> TASK TO CARRY OUT: Arrange every line of the material below as a numbered list, skipping blank lines. Leave the pictures out.

(Bounding box annotations)

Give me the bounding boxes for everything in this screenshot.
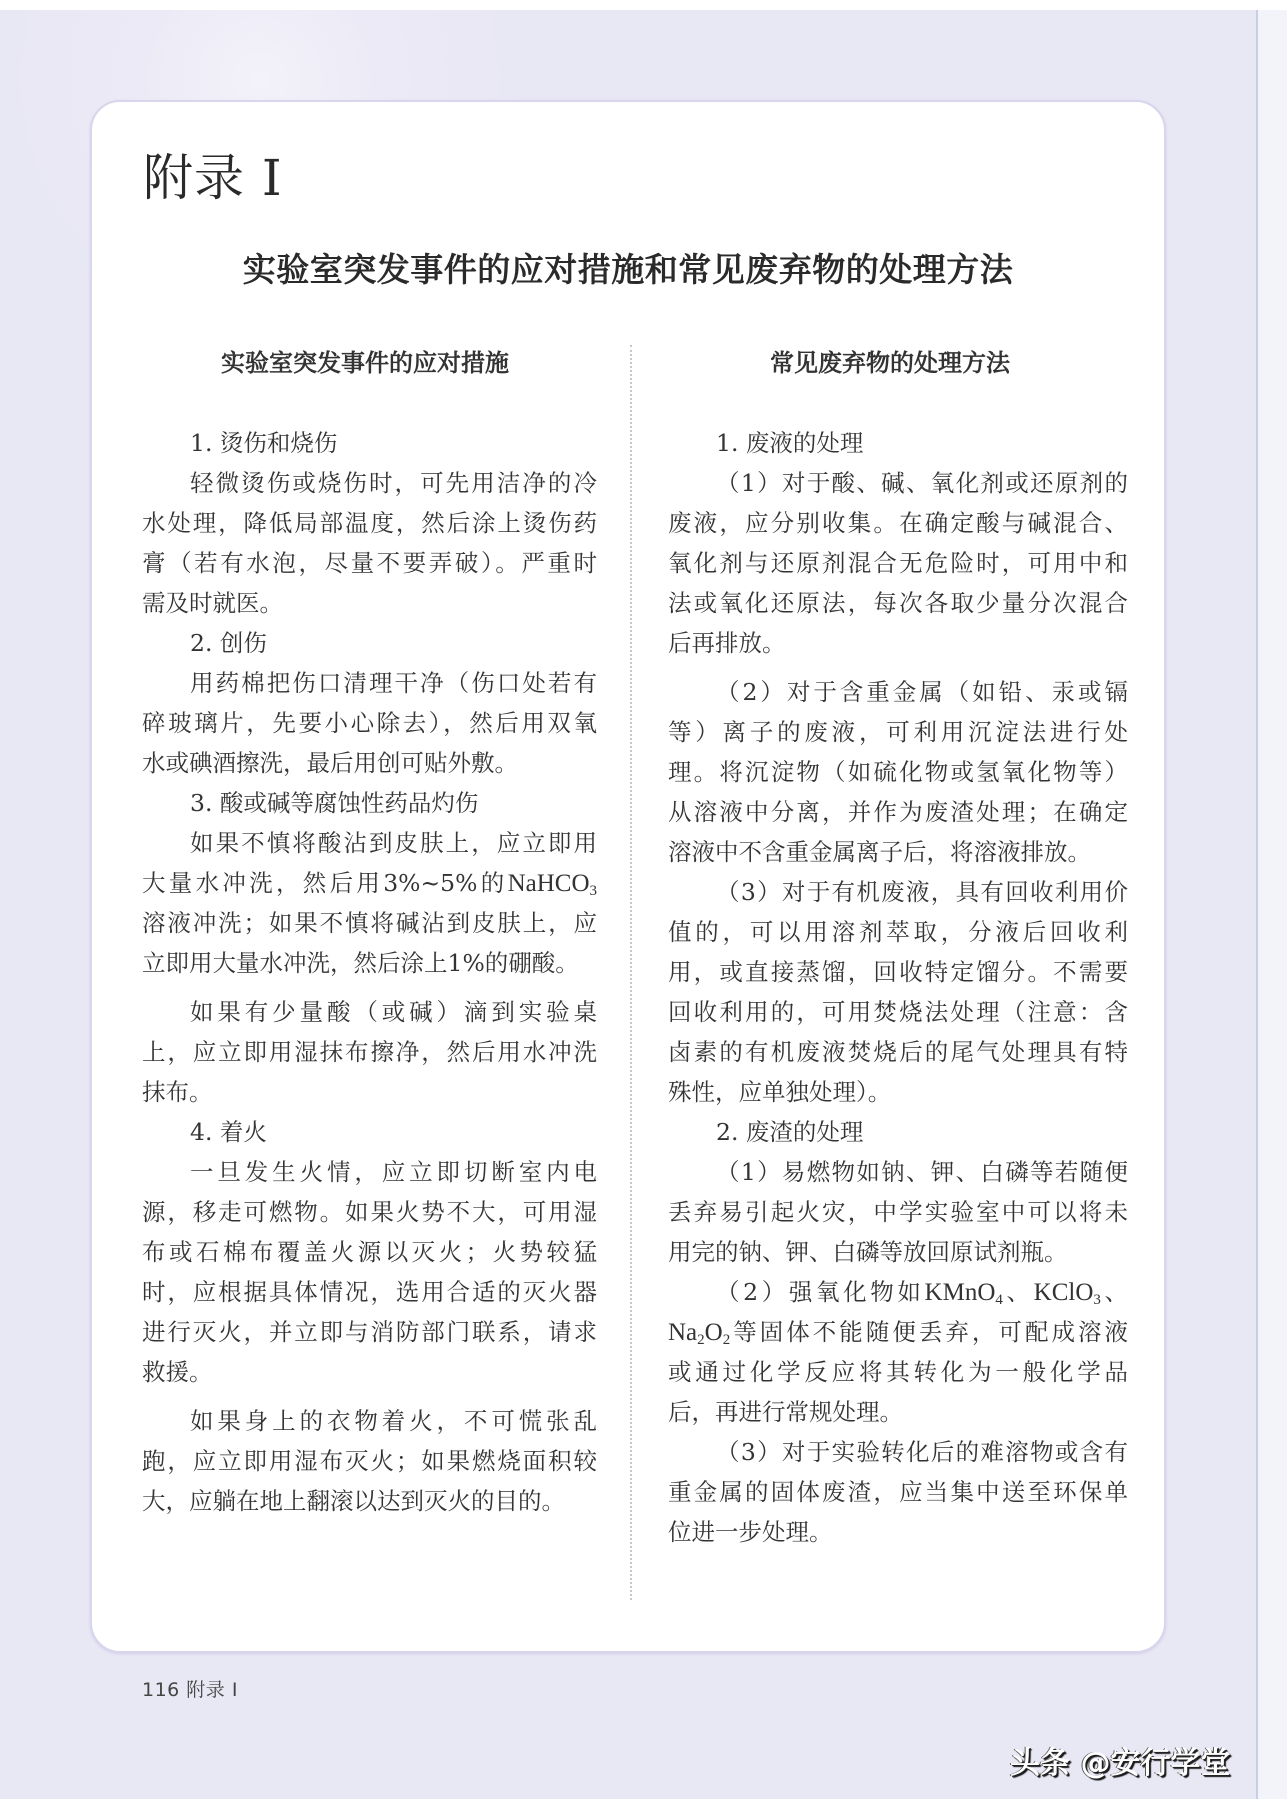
text-line: （2）对于含重金属（如铅、汞或镉 <box>716 678 1128 706</box>
text-line: 如果不慎将酸沾到皮肤上，应立即用 <box>190 829 597 857</box>
section-heading: 2. 废渣的处理 <box>716 1118 864 1146</box>
text-line: （3）对于实验转化后的难溶物或含有 <box>716 1438 1128 1466</box>
text-line: 理。将沉淀物（如硫化物或氢氧化物等） <box>668 758 1128 786</box>
text-line: 溶液冲洗；如果不慎将碱沾到皮肤上，应 <box>142 909 597 937</box>
text-line: （1）对于酸、碱、氧化剂或还原剂的 <box>716 469 1128 497</box>
text-line: 用药棉把伤口清理干净（伤口处若有 <box>190 669 597 697</box>
text-line: 时，应根据具体情况，选用合适的灭火器 <box>142 1278 597 1306</box>
text-line: 上，应立即用湿抹布擦净，然后用水冲洗 <box>142 1038 597 1066</box>
text-line: 如果身上的衣物着火，不可慌张乱 <box>190 1407 597 1435</box>
text-line: 水或碘酒擦洗，最后用创可贴外敷。 <box>142 749 518 777</box>
page-edge-line <box>1256 10 1258 1799</box>
chemical-formula: KClO$_3$ <box>1033 1279 1101 1308</box>
section-heading: 2. 创伤 <box>190 629 267 657</box>
watermark: 头条 @安行学堂 <box>1010 1746 1231 1781</box>
text-line: 等）离子的废液，可利用沉淀法进行处 <box>668 718 1128 746</box>
text-line: 抹布。 <box>142 1078 213 1106</box>
text-line: 后，再进行常规处理。 <box>668 1398 903 1426</box>
text-line: 重金属的固体废渣，应当集中送至环保单 <box>668 1478 1128 1506</box>
left-column-body <box>142 423 597 1521</box>
text-line: （3）对于有机废液，具有回收利用价 <box>716 878 1128 906</box>
text-line: （1）易燃物如钠、钾、白磷等若随便 <box>716 1158 1128 1186</box>
text-line: 废液，应分别收集。在确定酸与碱混合、 <box>668 509 1128 537</box>
text-line: 进行灭火，并立即与消防部门联系，请求 <box>142 1318 597 1346</box>
chemical-formula: $Na_2$ <box>668 1319 705 1348</box>
text-line: 源，移走可燃物。如果火势不大，可用湿 <box>142 1198 597 1226</box>
section-heading: 1. 烫伤和烧伤 <box>190 429 338 457</box>
section-heading: 1. 废液的处理 <box>716 429 864 457</box>
section-heading: 3. 酸或碱等腐蚀性药品灼伤 <box>190 789 479 817</box>
text-line: 轻微烫伤或烧伤时，可先用洁净的冷 <box>190 469 597 497</box>
chemical-formula: KMnO$_4$ <box>924 1279 1003 1308</box>
text-line: 大量水冲洗，然后用3%~5%的NaHCO$_3$ <box>142 869 597 899</box>
text-line: 水处理，降低局部温度，然后涂上烫伤药 <box>142 509 597 537</box>
text-line: 跑，应立即用湿布灭火；如果燃烧面积较 <box>142 1447 597 1475</box>
chemical-formula: NaHCO$_3$ <box>507 870 597 899</box>
section-heading: 4. 着火 <box>190 1118 267 1146</box>
appendix-title: 附录 I <box>143 149 283 207</box>
text-line: 用，或直接蒸馏，回收特定馏分。不需要 <box>668 958 1128 986</box>
text-line: 如果有少量酸（或碱）滴到实验桌 <box>190 998 597 1026</box>
text-line: （2）强氧化物如KMnO$_4$、KClO$_3$、 <box>716 1278 1129 1308</box>
text-line: 丢弃易引起火灾，中学实验室中可以将未 <box>668 1198 1128 1226</box>
page-footer: 116 附录 I <box>142 1679 238 1701</box>
text-line: 位进一步处理。 <box>668 1518 833 1546</box>
text-line: 需及时就医。 <box>142 589 283 617</box>
text-line: 救援。 <box>142 1358 213 1386</box>
right-margin-strip <box>1258 10 1287 1799</box>
text-line: 卤素的有机废液焚烧后的尾气处理具有特 <box>668 1038 1128 1066</box>
text-line: $Na_2O_2$等固体不能随便丢弃，可配成溶液 <box>668 1318 1128 1348</box>
text-line: 用完的钠、钾、白磷等放回原试剂瓶。 <box>668 1238 1068 1266</box>
text-line: 一旦发生火情，应立即切断室内电 <box>190 1158 597 1186</box>
text-line: 或通过化学反应将其转化为一般化学品 <box>668 1358 1128 1386</box>
chemical-formula: $O_2$ <box>704 1319 731 1348</box>
text-line: 布或石棉布覆盖火源以灭火；火势较猛 <box>142 1238 597 1266</box>
text-line: 回收利用的，可用焚烧法处理（注意：含 <box>668 998 1128 1026</box>
right-column-body <box>668 423 1128 1552</box>
left-column-heading: 实验室突发事件的应对措施 <box>221 349 509 377</box>
text-line: 大，应躺在地上翻滚以达到灭火的目的。 <box>142 1487 565 1515</box>
text-line: 氧化剂与还原剂混合无危险时，可用中和 <box>668 549 1128 577</box>
text-line: 殊性，应单独处理）。 <box>668 1078 892 1106</box>
text-line: 后再排放。 <box>668 629 786 657</box>
text-line: 法或氧化还原法，每次各取少量分次混合 <box>668 589 1128 617</box>
text-line: 立即用大量水冲洗，然后涂上1%的硼酸。 <box>142 949 579 977</box>
column-divider <box>630 345 632 1600</box>
page-title: 实验室突发事件的应对措施和常见废弃物的处理方法 <box>242 250 1014 289</box>
text-line: 值的，可以用溶剂萃取，分液后回收利 <box>668 918 1128 946</box>
right-column-heading: 常见废弃物的处理方法 <box>770 349 1010 377</box>
text-line: 溶液中不含重金属离子后，将溶液排放。 <box>668 838 1091 866</box>
text-line: 碎玻璃片，先要小心除去），然后用双氧 <box>142 709 597 737</box>
text-line: 从溶液中分离，并作为废渣处理；在确定 <box>668 798 1128 826</box>
text-line: 膏（若有水泡，尽量不要弄破）。严重时 <box>142 549 597 577</box>
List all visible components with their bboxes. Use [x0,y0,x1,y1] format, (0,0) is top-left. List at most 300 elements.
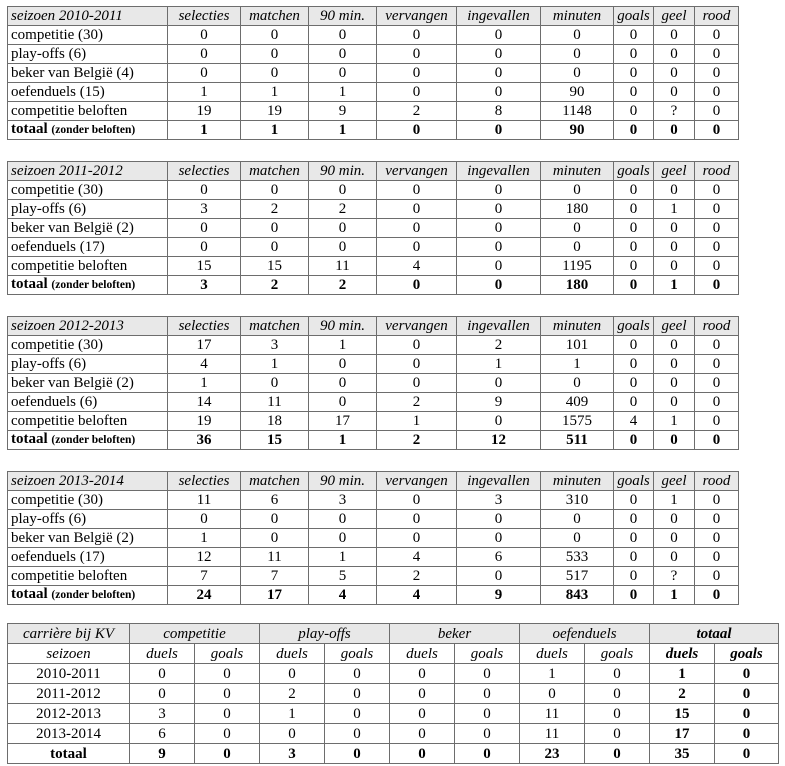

> OUTPUT OF THE EXERCISE:
1. Give me the bounding boxes for everything in this screenshot.
2. text-line: （2）对于含重金属（如铅、汞或镉 <box>716 678 1128 706</box>
3. text-line: 如果不慎将酸沾到皮肤上，应立即用 <box>190 829 597 857</box>
4. section-heading: 2. 废渣的处理 <box>716 1118 864 1146</box>
5. text-line: （3）对于实验转化后的难溶物或含有 <box>716 1438 1128 1466</box>
6. text-line: 理。将沉淀物（如硫化物或氢氧化物等） <box>668 758 1128 786</box>
7. text-line: 溶液冲洗；如果不慎将碱沾到皮肤上，应 <box>142 909 597 937</box>
8. text-line: （1）对于酸、碱、氧化剂或还原剂的 <box>716 469 1128 497</box>
9. text-line: 用药棉把伤口清理干净（伤口处若有 <box>190 669 597 697</box>
10. text-line: 时，应根据具体情况，选用合适的灭火器 <box>142 1278 597 1306</box>
11. text-line: 上，应立即用湿抹布擦净，然后用水冲洗 <box>142 1038 597 1066</box>
12. text-line: 如果身上的衣物着火，不可慌张乱 <box>190 1407 597 1435</box>
13. text-line: 水或碘酒擦洗，最后用创可贴外敷。 <box>142 749 518 777</box>
14. page-edge-line <box>1256 10 1258 1799</box>
15. chemical-formula: KClO$_3$ <box>1033 1279 1101 1308</box>
16. section-heading: 2. 创伤 <box>190 629 267 657</box>
17. watermark: 头条 @安行学堂 <box>1010 1746 1231 1781</box>
18. text-line: 等）离子的废液，可利用沉淀法进行处 <box>668 718 1128 746</box>
19. text-line: 抹布。 <box>142 1078 213 1106</box>
20. text-line: 后，再进行常规处理。 <box>668 1398 903 1426</box>
21. text-line: 重金属的固体废渣，应当集中送至环保单 <box>668 1478 1128 1506</box>
22. left-column-body <box>142 423 597 1521</box>
23. text-line: （3）对于有机废液，具有回收利用价 <box>716 878 1128 906</box>
24. text-line: （1）易燃物如钠、钾、白磷等若随便 <box>716 1158 1128 1186</box>
25. text-line: 废液，应分别收集。在确定酸与碱混合、 <box>668 509 1128 537</box>
26. text-line: 进行灭火，并立即与消防部门联系，请求 <box>142 1318 597 1346</box>
27. chemical-formula: $Na_2$ <box>668 1319 705 1348</box>
28. text-line: 源，移走可燃物。如果火势不大，可用湿 <box>142 1198 597 1226</box>
29. section-heading: 1. 烫伤和烧伤 <box>190 429 338 457</box>
30. section-heading: 1. 废液的处理 <box>716 429 864 457</box>
31. section-heading: 3. 酸或碱等腐蚀性药品灼伤 <box>190 789 479 817</box>
32. text-line: 轻微烫伤或烧伤时，可先用洁净的冷 <box>190 469 597 497</box>
33. chemical-formula: KMnO$_4$ <box>924 1279 1003 1308</box>
34. text-line: 大量水冲洗，然后用3%~5%的NaHCO$_3$ <box>142 869 597 899</box>
35. text-line: 水处理，降低局部温度，然后涂上烫伤药 <box>142 509 597 537</box>
36. text-line: 跑，应立即用湿布灭火；如果燃烧面积较 <box>142 1447 597 1475</box>
37. chemical-formula: NaHCO$_3$ <box>507 870 597 899</box>
38. section-heading: 4. 着火 <box>190 1118 267 1146</box>
39. appendix-title: 附录 I <box>143 149 283 207</box>
40. text-line: 用，或直接蒸馏，回收特定馏分。不需要 <box>668 958 1128 986</box>
41. text-line: 如果有少量酸（或碱）滴到实验桌 <box>190 998 597 1026</box>
42. text-line: （2）强氧化物如KMnO$_4$、KClO$_3$、 <box>716 1278 1129 1308</box>
43. text-line: 丢弃易引起火灾，中学实验室中可以将未 <box>668 1198 1128 1226</box>
44. page-footer: 116 附录 I <box>142 1679 238 1701</box>
45. text-line: 位进一步处理。 <box>668 1518 833 1546</box>
46. text-line: 需及时就医。 <box>142 589 283 617</box>
47. text-line: 救援。 <box>142 1358 213 1386</box>
48. right-margin-strip <box>1258 10 1287 1799</box>
49. text-line: 卤素的有机废液焚烧后的尾气处理具有特 <box>668 1038 1128 1066</box>
50. text-line: $Na_2O_2$等固体不能随便丢弃，可配成溶液 <box>668 1318 1128 1348</box>
51. text-line: 用完的钠、钾、白磷等放回原试剂瓶。 <box>668 1238 1068 1266</box>
52. text-line: 一旦发生火情，应立即切断室内电 <box>190 1158 597 1186</box>
53. text-line: 或通过化学反应将其转化为一般化学品 <box>668 1358 1128 1386</box>
54. chemical-formula: $O_2$ <box>704 1319 731 1348</box>
55. text-line: 布或石棉布覆盖火源以灭火；火势较猛 <box>142 1238 597 1266</box>
56. text-line: 回收利用的，可用焚烧法处理（注意：含 <box>668 998 1128 1026</box>
57. right-column-body <box>668 423 1128 1552</box>
58. left-column-heading: 实验室突发事件的应对措施 <box>221 349 509 377</box>
59. text-line: 大，应躺在地上翻滚以达到灭火的目的。 <box>142 1487 565 1515</box>
60. text-line: 氧化剂与还原剂混合无危险时，可用中和 <box>668 549 1128 577</box>
61. text-line: 殊性，应单独处理）。 <box>668 1078 892 1106</box>
62. text-line: 后再排放。 <box>668 629 786 657</box>
63. text-line: 法或氧化还原法，每次各取少量分次混合 <box>668 589 1128 617</box>
64. text-line: 立即用大量水冲洗，然后涂上1%的硼酸。 <box>142 949 579 977</box>
65. column-divider <box>630 345 632 1600</box>
66. page-title: 实验室突发事件的应对措施和常见废弃物的处理方法 <box>242 250 1014 289</box>
67. text-line: 值的，可以用溶剂萃取，分液后回收利 <box>668 918 1128 946</box>
68. right-column-heading: 常见废弃物的处理方法 <box>770 349 1010 377</box>
69. text-line: 溶液中不含重金属离子后，将溶液排放。 <box>668 838 1091 866</box>
70. text-line: 碎玻璃片，先要小心除去），然后用双氧 <box>142 709 597 737</box>
71. text-line: 从溶液中分离，并作为废渣处理；在确定 <box>668 798 1128 826</box>
72. text-line: 膏（若有水泡，尽量不要弄破）。严重时 <box>142 549 597 577</box>
73. List all visible components with their bboxes. Use [x0,y0,x1,y1] format, (0,0) is top-left. List at most 300 elements.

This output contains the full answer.